- [Directive]:
Collect each line holding the string "title".
--- Rows ---
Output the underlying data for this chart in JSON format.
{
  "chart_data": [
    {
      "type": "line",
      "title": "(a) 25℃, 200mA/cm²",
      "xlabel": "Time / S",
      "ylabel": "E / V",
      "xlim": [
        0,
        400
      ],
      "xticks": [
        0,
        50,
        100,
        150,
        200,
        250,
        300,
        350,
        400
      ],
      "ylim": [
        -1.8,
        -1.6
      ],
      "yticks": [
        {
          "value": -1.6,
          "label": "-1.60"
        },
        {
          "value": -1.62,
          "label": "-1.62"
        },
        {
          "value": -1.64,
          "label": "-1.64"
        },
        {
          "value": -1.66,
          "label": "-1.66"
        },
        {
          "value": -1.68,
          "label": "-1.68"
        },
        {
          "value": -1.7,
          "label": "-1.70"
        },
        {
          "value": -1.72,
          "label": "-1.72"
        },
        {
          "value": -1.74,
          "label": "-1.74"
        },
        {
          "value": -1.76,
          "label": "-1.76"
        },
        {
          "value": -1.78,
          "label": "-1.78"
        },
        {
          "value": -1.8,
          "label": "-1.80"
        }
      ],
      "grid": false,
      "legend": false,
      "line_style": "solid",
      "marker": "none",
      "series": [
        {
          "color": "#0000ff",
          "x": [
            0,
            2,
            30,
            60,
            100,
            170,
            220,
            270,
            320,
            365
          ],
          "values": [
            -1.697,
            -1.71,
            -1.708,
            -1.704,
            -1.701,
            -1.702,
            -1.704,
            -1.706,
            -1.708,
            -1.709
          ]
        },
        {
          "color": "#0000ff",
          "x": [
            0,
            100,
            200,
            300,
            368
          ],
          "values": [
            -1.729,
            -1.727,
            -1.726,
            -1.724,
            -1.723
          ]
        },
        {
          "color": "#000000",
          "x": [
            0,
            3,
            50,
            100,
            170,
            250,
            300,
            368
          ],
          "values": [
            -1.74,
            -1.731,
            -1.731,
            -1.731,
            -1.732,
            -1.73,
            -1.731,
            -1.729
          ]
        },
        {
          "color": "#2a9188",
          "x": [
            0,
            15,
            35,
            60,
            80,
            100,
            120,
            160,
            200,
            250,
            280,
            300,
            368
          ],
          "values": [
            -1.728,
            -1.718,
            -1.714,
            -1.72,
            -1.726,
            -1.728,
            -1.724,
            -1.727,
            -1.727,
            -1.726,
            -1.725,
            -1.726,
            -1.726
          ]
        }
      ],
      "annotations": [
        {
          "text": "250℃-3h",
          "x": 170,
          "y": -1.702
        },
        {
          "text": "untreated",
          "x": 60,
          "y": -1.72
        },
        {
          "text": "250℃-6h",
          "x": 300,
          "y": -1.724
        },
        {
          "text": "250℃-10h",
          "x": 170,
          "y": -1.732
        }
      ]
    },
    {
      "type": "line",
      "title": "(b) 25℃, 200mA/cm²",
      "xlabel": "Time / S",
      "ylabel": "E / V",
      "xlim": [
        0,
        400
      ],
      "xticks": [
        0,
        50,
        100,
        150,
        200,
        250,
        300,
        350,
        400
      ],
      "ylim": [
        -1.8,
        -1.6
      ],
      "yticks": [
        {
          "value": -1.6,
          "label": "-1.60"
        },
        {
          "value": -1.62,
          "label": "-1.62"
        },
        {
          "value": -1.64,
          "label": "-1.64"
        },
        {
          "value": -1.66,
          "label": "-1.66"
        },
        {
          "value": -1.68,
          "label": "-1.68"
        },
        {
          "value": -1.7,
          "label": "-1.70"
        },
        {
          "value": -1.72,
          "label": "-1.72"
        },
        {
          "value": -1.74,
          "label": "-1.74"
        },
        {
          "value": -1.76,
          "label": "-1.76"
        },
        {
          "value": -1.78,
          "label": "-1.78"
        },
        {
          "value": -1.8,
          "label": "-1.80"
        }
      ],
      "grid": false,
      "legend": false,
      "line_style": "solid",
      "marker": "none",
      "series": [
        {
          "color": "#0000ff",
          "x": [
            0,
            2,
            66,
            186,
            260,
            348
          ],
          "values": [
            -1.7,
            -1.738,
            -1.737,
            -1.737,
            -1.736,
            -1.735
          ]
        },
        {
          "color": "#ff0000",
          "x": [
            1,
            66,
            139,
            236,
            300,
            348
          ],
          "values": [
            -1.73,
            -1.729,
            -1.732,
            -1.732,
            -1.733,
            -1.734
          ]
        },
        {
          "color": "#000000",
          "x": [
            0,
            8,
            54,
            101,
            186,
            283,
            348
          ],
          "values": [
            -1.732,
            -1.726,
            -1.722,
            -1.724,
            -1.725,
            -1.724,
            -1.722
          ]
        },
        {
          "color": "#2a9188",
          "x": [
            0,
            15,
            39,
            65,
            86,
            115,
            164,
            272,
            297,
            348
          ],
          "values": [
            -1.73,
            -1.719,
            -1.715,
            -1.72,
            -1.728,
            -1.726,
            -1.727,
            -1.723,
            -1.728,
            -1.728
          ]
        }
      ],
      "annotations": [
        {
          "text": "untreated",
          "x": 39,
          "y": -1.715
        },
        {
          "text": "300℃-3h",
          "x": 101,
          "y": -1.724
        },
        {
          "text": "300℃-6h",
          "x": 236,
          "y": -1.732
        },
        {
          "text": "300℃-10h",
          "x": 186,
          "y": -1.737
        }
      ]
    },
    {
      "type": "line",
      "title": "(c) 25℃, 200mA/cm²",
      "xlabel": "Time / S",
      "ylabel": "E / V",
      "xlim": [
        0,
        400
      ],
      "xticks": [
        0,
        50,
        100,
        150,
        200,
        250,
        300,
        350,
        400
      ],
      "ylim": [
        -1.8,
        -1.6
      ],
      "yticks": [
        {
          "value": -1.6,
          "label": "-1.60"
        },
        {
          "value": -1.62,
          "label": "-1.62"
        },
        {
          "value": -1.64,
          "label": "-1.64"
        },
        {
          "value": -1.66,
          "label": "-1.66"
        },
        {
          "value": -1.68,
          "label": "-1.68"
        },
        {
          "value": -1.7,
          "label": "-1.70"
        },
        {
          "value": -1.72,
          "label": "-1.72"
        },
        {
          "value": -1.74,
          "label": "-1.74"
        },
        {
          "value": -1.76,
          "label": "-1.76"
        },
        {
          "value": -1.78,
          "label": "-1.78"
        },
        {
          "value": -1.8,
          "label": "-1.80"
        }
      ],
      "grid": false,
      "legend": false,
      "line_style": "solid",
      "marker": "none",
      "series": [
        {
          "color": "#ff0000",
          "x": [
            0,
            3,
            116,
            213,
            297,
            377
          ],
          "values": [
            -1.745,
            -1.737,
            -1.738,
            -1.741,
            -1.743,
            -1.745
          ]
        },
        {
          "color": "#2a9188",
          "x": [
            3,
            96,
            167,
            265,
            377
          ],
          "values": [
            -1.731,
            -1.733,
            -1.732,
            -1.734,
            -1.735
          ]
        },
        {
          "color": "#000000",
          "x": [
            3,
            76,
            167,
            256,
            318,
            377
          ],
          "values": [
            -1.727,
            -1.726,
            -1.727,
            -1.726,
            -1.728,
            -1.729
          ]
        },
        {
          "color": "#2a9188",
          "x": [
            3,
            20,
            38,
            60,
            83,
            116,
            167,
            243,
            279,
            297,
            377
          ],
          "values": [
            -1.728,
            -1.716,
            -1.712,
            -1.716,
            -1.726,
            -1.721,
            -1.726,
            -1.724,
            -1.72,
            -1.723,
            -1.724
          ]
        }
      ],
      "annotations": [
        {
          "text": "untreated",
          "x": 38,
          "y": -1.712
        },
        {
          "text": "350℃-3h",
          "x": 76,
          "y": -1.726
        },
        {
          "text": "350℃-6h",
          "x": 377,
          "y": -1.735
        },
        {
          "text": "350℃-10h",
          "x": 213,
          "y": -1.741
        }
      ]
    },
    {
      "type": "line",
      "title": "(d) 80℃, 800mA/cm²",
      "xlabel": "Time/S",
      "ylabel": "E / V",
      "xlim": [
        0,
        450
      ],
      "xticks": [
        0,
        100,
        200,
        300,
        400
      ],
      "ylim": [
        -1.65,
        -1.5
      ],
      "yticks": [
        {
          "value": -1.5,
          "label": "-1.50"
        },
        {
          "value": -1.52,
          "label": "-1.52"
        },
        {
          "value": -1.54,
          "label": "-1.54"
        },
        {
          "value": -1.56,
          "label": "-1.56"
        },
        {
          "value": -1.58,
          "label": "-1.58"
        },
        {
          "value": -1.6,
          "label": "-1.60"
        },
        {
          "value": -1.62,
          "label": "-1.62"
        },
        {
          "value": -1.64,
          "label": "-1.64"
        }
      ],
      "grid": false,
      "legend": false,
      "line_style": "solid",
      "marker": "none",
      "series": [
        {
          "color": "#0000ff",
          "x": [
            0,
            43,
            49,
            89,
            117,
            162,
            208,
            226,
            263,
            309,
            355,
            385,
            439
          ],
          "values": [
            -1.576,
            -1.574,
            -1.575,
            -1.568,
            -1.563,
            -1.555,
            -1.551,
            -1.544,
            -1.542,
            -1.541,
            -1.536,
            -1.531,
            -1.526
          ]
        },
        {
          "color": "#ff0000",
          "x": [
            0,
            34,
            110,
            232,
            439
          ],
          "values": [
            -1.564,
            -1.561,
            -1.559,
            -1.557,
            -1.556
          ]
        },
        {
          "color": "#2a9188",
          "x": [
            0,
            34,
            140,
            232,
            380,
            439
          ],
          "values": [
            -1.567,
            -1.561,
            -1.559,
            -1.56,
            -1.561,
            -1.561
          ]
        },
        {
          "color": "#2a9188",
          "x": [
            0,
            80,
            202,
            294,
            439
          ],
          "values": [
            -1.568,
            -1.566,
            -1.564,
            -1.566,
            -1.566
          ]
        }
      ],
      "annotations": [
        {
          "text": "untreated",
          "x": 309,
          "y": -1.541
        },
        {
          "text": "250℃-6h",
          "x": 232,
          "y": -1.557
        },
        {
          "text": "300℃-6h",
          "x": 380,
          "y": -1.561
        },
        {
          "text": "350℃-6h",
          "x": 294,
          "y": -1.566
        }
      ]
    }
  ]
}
---
- [Exercise solution]:
      "title": "(a) 25℃, 200mA/cm²",
      "title": "(b) 25℃, 200mA/cm²",
      "title": "(c) 25℃, 200mA/cm²",
      "title": "(d) 80℃, 800mA/cm²",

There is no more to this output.